===== DATA =====

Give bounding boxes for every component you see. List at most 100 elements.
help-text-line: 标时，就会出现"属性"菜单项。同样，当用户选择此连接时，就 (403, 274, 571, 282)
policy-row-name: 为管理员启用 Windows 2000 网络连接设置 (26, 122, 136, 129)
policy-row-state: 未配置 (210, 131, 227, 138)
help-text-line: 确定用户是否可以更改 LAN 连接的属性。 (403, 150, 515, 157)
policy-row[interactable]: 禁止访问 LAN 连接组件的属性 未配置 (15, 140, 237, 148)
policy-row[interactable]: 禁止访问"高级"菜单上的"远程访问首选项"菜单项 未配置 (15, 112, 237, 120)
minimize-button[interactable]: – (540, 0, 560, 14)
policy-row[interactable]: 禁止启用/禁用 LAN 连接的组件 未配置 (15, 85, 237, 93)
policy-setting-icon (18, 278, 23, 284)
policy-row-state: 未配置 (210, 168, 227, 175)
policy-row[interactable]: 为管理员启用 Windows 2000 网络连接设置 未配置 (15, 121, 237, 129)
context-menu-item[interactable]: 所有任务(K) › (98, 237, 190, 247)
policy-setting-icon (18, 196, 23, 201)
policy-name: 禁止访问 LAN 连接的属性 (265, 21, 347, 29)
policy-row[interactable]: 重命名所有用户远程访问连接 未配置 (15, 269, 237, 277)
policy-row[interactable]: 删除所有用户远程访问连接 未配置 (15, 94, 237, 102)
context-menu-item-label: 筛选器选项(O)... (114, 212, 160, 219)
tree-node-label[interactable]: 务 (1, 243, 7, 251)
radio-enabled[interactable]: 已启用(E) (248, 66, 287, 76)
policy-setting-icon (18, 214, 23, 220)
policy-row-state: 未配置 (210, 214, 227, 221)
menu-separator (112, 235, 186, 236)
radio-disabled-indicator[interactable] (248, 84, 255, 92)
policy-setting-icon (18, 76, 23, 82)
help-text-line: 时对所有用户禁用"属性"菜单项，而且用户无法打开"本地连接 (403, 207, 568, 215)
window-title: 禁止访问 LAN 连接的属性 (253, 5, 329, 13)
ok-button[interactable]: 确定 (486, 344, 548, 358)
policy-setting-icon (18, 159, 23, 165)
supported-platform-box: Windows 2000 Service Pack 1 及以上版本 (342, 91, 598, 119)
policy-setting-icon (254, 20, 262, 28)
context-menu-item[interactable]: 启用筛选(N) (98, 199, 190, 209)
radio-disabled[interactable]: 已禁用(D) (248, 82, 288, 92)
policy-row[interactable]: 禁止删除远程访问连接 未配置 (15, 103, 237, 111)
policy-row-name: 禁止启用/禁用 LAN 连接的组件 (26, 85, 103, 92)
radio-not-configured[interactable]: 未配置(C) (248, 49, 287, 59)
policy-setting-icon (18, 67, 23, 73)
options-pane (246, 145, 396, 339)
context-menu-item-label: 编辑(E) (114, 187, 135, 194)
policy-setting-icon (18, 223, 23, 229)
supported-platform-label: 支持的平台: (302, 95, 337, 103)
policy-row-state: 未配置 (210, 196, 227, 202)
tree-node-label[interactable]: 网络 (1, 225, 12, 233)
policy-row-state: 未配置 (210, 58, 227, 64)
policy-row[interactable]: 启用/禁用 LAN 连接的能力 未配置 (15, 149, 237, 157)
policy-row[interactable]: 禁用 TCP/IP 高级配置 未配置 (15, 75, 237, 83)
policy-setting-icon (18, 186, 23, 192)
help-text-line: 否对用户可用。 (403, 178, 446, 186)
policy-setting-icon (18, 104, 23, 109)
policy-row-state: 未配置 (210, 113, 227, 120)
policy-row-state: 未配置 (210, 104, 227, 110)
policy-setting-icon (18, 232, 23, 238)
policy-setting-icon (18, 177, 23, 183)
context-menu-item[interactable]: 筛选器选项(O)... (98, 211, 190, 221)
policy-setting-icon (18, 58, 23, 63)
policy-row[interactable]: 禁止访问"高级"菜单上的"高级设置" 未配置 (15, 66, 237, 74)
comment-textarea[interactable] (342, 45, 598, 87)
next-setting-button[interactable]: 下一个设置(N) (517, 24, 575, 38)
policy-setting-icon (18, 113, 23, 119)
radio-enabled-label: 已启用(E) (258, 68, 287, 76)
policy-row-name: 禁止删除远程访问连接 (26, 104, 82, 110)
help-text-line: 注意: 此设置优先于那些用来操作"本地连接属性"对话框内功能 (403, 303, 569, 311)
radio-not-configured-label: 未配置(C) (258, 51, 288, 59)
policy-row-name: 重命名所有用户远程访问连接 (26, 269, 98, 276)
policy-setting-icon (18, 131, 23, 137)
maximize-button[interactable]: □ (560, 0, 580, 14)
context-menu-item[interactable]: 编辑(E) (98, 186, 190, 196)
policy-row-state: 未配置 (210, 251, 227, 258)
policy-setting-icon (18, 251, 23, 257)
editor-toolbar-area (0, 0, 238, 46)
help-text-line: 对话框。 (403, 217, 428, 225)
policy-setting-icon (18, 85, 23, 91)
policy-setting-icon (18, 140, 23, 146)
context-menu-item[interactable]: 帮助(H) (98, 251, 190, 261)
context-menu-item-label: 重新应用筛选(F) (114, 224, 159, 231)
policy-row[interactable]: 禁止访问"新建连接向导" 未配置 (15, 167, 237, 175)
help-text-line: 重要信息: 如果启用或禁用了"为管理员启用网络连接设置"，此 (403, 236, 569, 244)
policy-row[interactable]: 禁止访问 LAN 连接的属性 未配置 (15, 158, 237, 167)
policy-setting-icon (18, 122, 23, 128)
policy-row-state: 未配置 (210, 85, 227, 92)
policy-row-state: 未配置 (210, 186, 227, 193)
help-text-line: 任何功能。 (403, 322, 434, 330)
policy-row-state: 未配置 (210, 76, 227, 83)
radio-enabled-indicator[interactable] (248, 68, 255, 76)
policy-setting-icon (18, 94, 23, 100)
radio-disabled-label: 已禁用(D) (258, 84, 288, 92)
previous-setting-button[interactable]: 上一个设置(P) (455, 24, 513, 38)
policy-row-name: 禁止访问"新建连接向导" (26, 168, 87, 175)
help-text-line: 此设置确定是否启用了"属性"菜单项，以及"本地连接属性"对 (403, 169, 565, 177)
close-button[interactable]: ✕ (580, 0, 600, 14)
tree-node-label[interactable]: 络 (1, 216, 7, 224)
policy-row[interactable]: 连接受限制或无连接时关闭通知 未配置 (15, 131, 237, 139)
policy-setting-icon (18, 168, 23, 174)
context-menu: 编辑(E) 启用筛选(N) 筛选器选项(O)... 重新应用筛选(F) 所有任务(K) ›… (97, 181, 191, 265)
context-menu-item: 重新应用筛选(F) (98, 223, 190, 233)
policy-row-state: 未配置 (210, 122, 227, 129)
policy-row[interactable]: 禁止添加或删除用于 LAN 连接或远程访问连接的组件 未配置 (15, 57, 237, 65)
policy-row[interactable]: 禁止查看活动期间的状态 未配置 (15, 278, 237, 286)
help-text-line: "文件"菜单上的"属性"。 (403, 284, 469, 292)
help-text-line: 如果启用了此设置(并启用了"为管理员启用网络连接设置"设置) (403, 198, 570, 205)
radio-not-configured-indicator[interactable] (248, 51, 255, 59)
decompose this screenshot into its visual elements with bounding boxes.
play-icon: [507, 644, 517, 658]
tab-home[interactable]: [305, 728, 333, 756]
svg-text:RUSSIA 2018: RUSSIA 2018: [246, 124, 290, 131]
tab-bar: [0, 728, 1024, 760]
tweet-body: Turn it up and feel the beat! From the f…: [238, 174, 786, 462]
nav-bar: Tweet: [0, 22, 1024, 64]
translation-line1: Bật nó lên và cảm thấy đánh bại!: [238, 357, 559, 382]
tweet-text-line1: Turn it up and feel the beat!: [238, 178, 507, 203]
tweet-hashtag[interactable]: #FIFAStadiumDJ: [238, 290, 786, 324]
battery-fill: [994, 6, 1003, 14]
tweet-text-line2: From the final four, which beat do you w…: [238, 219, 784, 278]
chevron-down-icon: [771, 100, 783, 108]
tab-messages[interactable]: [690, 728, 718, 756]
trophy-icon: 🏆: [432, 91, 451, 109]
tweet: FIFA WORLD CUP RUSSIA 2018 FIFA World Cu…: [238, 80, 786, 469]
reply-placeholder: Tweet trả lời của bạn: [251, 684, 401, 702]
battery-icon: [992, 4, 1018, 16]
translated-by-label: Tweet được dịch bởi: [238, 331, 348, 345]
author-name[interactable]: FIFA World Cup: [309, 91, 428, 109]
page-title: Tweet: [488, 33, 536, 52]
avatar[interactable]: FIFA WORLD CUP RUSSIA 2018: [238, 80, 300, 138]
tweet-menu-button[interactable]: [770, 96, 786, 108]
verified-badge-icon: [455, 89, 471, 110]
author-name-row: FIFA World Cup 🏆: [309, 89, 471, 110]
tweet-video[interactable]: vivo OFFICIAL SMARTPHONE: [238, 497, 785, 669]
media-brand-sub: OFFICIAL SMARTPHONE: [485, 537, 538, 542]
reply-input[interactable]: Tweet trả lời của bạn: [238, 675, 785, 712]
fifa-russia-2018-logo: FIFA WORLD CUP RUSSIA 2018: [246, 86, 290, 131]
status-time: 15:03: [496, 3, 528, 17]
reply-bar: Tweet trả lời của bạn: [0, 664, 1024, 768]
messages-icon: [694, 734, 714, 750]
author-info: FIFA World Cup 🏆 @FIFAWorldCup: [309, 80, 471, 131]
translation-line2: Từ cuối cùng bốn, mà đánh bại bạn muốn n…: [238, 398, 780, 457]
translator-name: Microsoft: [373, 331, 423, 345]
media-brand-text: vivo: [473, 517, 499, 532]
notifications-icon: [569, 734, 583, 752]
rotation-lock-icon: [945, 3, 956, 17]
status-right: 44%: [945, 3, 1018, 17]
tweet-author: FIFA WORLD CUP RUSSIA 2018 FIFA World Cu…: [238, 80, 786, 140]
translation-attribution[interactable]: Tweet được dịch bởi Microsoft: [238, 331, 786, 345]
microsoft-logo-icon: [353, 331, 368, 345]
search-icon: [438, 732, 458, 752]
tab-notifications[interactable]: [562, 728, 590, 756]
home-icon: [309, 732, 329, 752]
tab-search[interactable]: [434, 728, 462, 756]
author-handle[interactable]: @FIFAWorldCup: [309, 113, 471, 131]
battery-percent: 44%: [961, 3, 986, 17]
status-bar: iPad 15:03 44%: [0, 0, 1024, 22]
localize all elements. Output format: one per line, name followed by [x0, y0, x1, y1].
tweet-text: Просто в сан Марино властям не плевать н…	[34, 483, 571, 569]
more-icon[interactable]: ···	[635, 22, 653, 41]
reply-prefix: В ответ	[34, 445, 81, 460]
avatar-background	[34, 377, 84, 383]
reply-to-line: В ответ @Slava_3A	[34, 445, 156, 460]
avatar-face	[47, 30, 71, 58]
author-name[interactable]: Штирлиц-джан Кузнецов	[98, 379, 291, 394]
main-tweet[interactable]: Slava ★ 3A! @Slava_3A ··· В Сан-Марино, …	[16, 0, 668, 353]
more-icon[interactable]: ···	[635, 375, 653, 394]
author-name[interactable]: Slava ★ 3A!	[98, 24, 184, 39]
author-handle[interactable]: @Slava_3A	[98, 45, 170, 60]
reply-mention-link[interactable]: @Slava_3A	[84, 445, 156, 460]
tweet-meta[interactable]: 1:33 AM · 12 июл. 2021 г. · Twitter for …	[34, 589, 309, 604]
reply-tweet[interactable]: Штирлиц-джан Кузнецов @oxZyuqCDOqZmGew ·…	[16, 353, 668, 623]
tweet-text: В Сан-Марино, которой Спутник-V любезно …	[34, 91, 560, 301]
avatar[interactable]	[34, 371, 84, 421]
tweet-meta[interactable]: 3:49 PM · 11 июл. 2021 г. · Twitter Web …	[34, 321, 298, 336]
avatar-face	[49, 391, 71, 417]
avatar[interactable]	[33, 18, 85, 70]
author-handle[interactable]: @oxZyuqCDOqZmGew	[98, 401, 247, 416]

=====

• **TASK**:
Reproduce the lines of the listing verbatim, starting at the first line and ending at the line that contains "112, 237, 120)".

• **RESULT OF THE TASK**:
Give bounding boxes for every component you see. List at most 100 elements.
help-text-line: 标时，就会出现"属性"菜单项。同样，当用户选择此连接时，就 (403, 274, 571, 282)
policy-row-name: 为管理员启用 Windows 2000 网络连接设置 (26, 122, 136, 129)
policy-row-state: 未配置 (210, 131, 227, 138)
help-text-line: 确定用户是否可以更改 LAN 连接的属性。 (403, 150, 515, 157)
policy-row[interactable]: 禁止访问 LAN 连接组件的属性 未配置 (15, 140, 237, 148)
policy-row[interactable]: 禁止访问"高级"菜单上的"远程访问首选项"菜单项 未配置 (15, 112, 237, 120)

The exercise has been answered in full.